:: Requirement ::
Identify every line in the records below that contains the word "Frequency", and reproduce each one.

※ ※ ※

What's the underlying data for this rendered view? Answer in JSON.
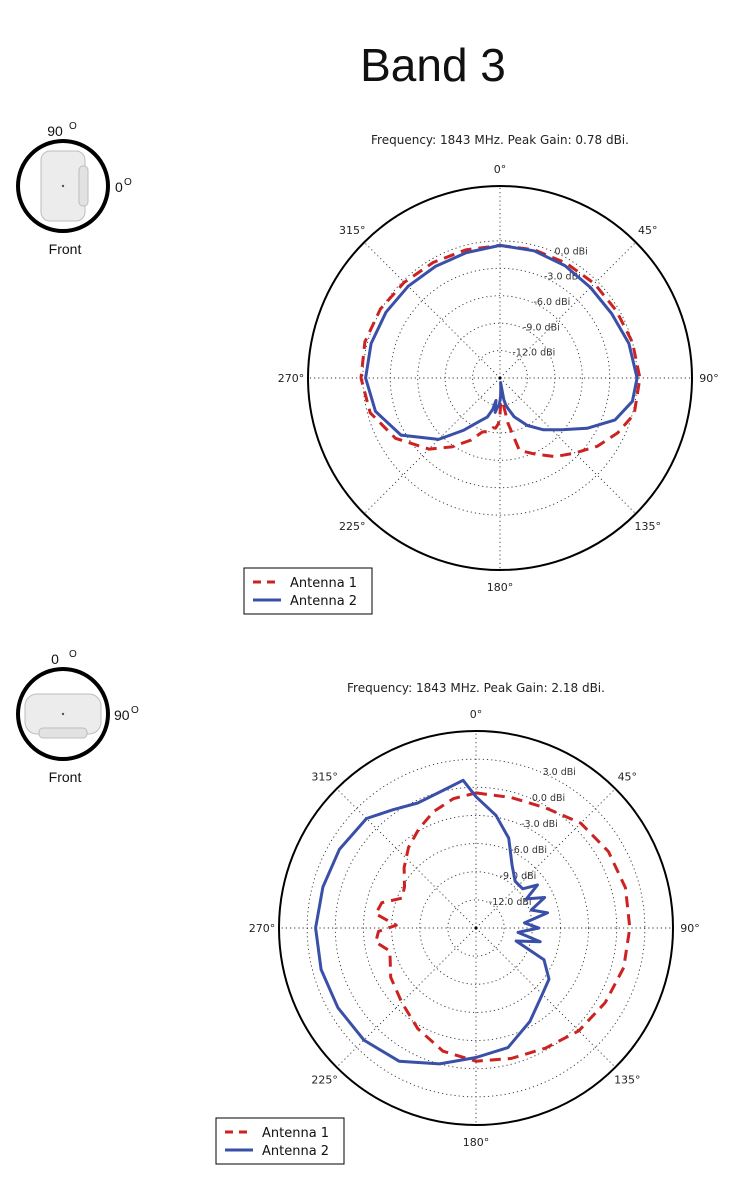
{
  "page_title": "Band 3",
  "colors": {
    "antenna1": "#cc2222",
    "antenna2": "#3a4fa8"
  },
  "chart_data": [
    {
      "type": "polar-line",
      "title": "Frequency: 1843 MHz. Peak Gain: 0.78 dBi.",
      "angle_labels": [
        "0°",
        "45°",
        "90°",
        "135°",
        "180°",
        "225°",
        "270°",
        "315°"
      ],
      "rings_dBi": [
        0.0,
        -3.0,
        -6.0,
        -9.0,
        -12.0
      ],
      "ring_labels": [
        "0.0 dBi",
        "-3.0 dBi",
        "-6.0 dBi",
        "-9.0 dBi",
        "-12.0 dBi"
      ],
      "r_range_dBi": [
        -15,
        6
      ],
      "legend_position": "bottom-left",
      "orientation": {
        "top": "90",
        "right": "0",
        "caption": "Front",
        "degree_symbol": "O"
      },
      "series": [
        {
          "name": "Antenna 1",
          "style": "dashed",
          "theta_deg": [
            0,
            15,
            30,
            45,
            60,
            75,
            90,
            105,
            115,
            125,
            135,
            145,
            155,
            165,
            170,
            174,
            176,
            178,
            180,
            182,
            185,
            188,
            192,
            198,
            205,
            215,
            225,
            240,
            255,
            270,
            285,
            300,
            315,
            330,
            345,
            360
          ],
          "gain_dBi": [
            -0.5,
            -0.5,
            -0.5,
            -0.4,
            -0.3,
            0.0,
            0.3,
            0.2,
            -0.8,
            -2.0,
            -3.4,
            -4.5,
            -5.8,
            -6.8,
            -10.0,
            -12.5,
            -13.5,
            -12.5,
            -11.0,
            -10.0,
            -9.5,
            -9.5,
            -9.0,
            -8.8,
            -7.5,
            -5.8,
            -4.0,
            -1.8,
            -0.3,
            0.2,
            0.3,
            0.1,
            -0.2,
            -0.4,
            -0.5,
            -0.5
          ]
        },
        {
          "name": "Antenna 2",
          "style": "solid",
          "theta_deg": [
            0,
            15,
            30,
            45,
            60,
            75,
            90,
            100,
            110,
            120,
            130,
            140,
            150,
            160,
            165,
            168,
            170,
            172,
            175,
            178,
            180,
            182,
            185,
            188,
            190,
            193,
            198,
            205,
            215,
            225,
            240,
            255,
            270,
            285,
            300,
            315,
            330,
            345,
            360
          ],
          "gain_dBi": [
            -0.5,
            -0.6,
            -0.8,
            -1.0,
            -0.9,
            -0.4,
            0.0,
            -0.3,
            -1.6,
            -4.0,
            -6.2,
            -7.6,
            -9.0,
            -10.5,
            -11.5,
            -12.0,
            -12.6,
            -14.5,
            -14.0,
            -13.0,
            -12.5,
            -12.0,
            -11.8,
            -11.2,
            -12.5,
            -11.5,
            -10.5,
            -9.8,
            -8.0,
            -5.5,
            -2.5,
            -0.9,
            -0.3,
            -0.4,
            -0.6,
            -0.8,
            -0.9,
            -0.8,
            -0.5
          ]
        }
      ]
    },
    {
      "type": "polar-line",
      "title": "Frequency: 1843 MHz. Peak Gain: 2.18 dBi.",
      "angle_labels": [
        "0°",
        "45°",
        "90°",
        "135°",
        "180°",
        "225°",
        "270°",
        "315°"
      ],
      "rings_dBi": [
        3.0,
        0.0,
        -3.0,
        -6.0,
        -9.0,
        -12.0
      ],
      "ring_labels": [
        "3.0 dBi",
        "0.0 dBi",
        "-3.0 dBi",
        "-6.0 dBi",
        "-9.0 dBi",
        "-12.0 dBi"
      ],
      "r_range_dBi": [
        -15,
        6
      ],
      "legend_position": "bottom-left",
      "orientation": {
        "top": "0",
        "right": "90",
        "caption": "Front",
        "degree_symbol": "O"
      },
      "series": [
        {
          "name": "Antenna 1",
          "style": "dashed",
          "theta_deg": [
            0,
            15,
            30,
            45,
            60,
            75,
            90,
            105,
            120,
            135,
            150,
            165,
            180,
            195,
            210,
            225,
            240,
            255,
            262,
            268,
            272,
            278,
            285,
            292,
            300,
            310,
            320,
            330,
            340,
            350,
            360
          ],
          "gain_dBi": [
            -0.6,
            -0.6,
            -0.2,
            0.8,
            1.3,
            1.5,
            1.4,
            1.3,
            0.9,
            0.5,
            -0.2,
            -0.6,
            -0.8,
            -1.4,
            -2.6,
            -3.8,
            -4.5,
            -5.5,
            -4.2,
            -4.6,
            -6.5,
            -4.2,
            -4.6,
            -6.5,
            -6.2,
            -5.0,
            -3.8,
            -2.8,
            -1.8,
            -1.0,
            -0.6
          ]
        },
        {
          "name": "Antenna 2",
          "style": "solid",
          "theta_deg": [
            0,
            10,
            20,
            30,
            40,
            50,
            55,
            60,
            66,
            72,
            78,
            84,
            90,
            96,
            102,
            108,
            115,
            125,
            135,
            150,
            165,
            180,
            195,
            210,
            225,
            240,
            255,
            270,
            285,
            300,
            315,
            325,
            335,
            345,
            355,
            360
          ],
          "gain_dBi": [
            -1.0,
            -2.8,
            -4.8,
            -7.3,
            -8.5,
            -8.5,
            -7.0,
            -8.8,
            -7.0,
            -8.8,
            -7.2,
            -9.8,
            -8.3,
            -10.5,
            -8.0,
            -10.5,
            -7.0,
            -5.5,
            -5.0,
            -3.5,
            -1.8,
            -1.2,
            0.0,
            1.4,
            1.9,
            2.0,
            2.1,
            2.1,
            1.9,
            1.8,
            1.5,
            0.4,
            -0.3,
            0.0,
            0.8,
            -1.0
          ]
        }
      ]
    }
  ],
  "legend": [
    "Antenna 1",
    "Antenna 2"
  ]
}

※ ※ ※

:: Output for this task ::
      "title": "Frequency: 1843 MHz. Peak Gain: 0.78 dBi.",
      "title": "Frequency: 1843 MHz. Peak Gain: 2.18 dBi.",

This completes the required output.